### To be done
Will you print the material below without altering a single character?

### Data

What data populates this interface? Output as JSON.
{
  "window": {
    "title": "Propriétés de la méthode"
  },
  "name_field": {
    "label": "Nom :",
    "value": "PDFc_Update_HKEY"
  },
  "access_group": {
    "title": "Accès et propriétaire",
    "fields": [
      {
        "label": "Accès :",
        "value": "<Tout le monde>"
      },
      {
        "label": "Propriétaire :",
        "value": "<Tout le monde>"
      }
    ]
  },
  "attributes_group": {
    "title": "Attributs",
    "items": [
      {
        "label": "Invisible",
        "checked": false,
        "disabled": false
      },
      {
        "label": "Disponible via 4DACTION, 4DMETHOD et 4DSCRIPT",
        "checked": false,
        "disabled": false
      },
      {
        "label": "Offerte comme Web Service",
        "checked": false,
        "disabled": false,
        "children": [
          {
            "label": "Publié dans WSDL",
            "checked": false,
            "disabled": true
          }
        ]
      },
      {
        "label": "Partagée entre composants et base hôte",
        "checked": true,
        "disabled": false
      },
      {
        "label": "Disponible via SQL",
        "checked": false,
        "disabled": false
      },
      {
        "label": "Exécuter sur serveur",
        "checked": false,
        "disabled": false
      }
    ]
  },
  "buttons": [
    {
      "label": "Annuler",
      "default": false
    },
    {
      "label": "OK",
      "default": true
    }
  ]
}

### Response to this exercise
What data populates this interface? Output as JSON.
{
  "window": {
    "title": "Propriétés de la méthode"
  },
  "name_field": {
    "label": "Nom :",
    "value": "PDFc_Update_HKEY"
  },
  "access_group": {
    "title": "Accès et propriétaire",
    "fields": [
      {
        "label": "Accès :",
        "value": "<Tout le monde>"
      },
      {
        "label": "Propriétaire :",
        "value": "<Tout le monde>"
      }
    ]
  },
  "attributes_group": {
    "title": "Attributs",
    "items": [
      {
        "label": "Invisible",
        "checked": false,
        "disabled": false
      },
      {
        "label": "Disponible via 4DACTION, 4DMETHOD et 4DSCRIPT",
        "checked": false,
        "disabled": false
      },
      {
        "label": "Offerte comme Web Service",
        "checked": false,
        "disabled": false,
        "children": [
          {
            "label": "Publié dans WSDL",
            "checked": false,
            "disabled": true
          }
        ]
      },
      {
        "label": "Partagée entre composants et base hôte",
        "checked": true,
        "disabled": false
      },
      {
        "label": "Disponible via SQL",
        "checked": false,
        "disabled": false
      },
      {
        "label": "Exécuter sur serveur",
        "checked": false,
        "disabled": false
      }
    ]
  },
  "buttons": [
    {
      "label": "Annuler",
      "default": false
    },
    {
      "label": "OK",
      "default": true
    }
  ]
}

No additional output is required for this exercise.